===== Recorded data
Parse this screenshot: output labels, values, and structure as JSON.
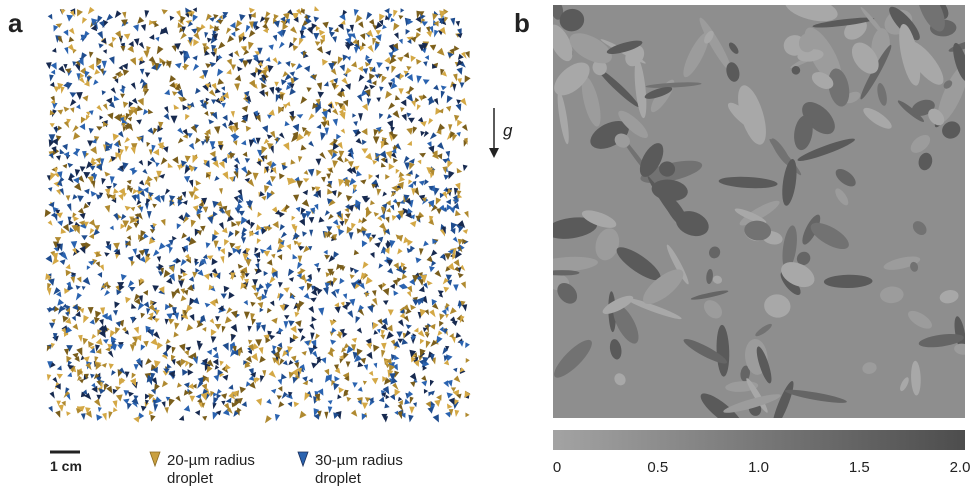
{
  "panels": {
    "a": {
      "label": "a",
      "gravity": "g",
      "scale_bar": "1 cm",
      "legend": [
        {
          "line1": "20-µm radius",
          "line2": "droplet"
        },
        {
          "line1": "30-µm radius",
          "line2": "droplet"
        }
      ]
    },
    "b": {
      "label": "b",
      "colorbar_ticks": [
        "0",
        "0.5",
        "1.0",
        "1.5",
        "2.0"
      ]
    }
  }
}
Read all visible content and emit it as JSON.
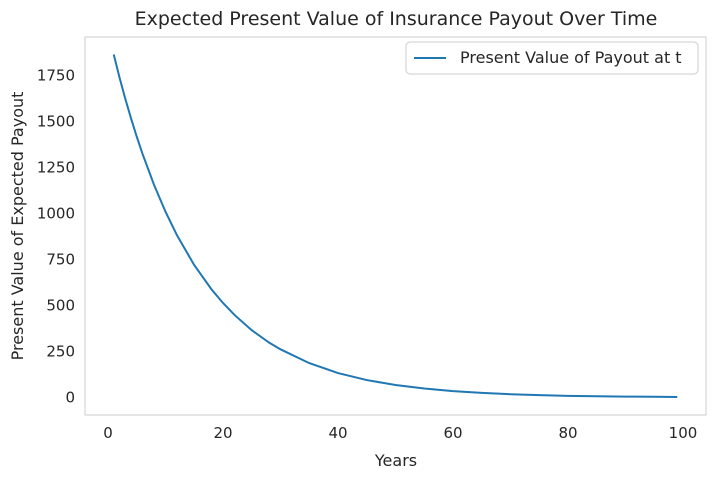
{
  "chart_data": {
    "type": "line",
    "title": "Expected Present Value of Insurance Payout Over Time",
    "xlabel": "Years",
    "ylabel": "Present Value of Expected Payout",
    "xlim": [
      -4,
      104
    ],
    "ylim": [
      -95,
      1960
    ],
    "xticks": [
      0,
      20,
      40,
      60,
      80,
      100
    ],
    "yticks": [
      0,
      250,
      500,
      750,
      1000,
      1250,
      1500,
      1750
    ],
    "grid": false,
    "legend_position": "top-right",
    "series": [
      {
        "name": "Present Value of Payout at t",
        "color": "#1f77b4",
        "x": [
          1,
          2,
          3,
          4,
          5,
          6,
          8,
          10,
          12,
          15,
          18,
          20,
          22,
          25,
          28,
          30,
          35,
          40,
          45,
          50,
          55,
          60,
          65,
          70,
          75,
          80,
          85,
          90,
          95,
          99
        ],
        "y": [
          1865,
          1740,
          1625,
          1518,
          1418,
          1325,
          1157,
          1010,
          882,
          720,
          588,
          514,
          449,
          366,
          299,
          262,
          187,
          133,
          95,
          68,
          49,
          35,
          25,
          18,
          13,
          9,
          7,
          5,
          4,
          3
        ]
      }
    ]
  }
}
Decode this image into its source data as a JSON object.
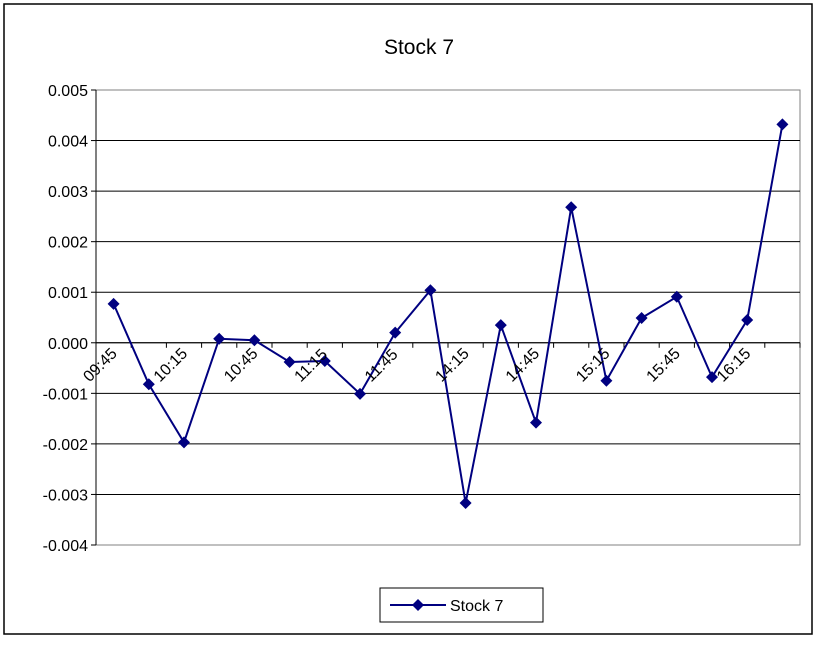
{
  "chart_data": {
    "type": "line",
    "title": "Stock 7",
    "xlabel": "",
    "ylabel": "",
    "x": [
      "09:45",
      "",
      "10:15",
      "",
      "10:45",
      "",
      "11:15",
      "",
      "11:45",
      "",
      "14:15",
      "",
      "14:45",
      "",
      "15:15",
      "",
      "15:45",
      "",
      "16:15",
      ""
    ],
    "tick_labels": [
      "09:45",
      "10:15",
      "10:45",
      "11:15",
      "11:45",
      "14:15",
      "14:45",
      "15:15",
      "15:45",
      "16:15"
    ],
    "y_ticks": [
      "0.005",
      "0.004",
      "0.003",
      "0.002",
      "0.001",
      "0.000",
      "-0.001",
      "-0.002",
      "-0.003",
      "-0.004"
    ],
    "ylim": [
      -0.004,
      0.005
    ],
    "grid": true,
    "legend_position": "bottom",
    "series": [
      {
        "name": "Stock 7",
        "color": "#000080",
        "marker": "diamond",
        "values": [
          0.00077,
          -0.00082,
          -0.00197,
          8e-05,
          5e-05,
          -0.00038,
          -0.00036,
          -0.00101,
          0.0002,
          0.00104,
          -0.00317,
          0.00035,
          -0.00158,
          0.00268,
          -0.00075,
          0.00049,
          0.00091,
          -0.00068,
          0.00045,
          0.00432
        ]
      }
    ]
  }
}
==========
- [Exercise brief]
Gather each line from the listing above that holds "Present".

- [Solution to this problem]
    "title": "Expected Present Value of Insurance Payout Over Time",
    "ylabel": "Present Value of Expected Payout",
        "name": "Present Value of Payout at t",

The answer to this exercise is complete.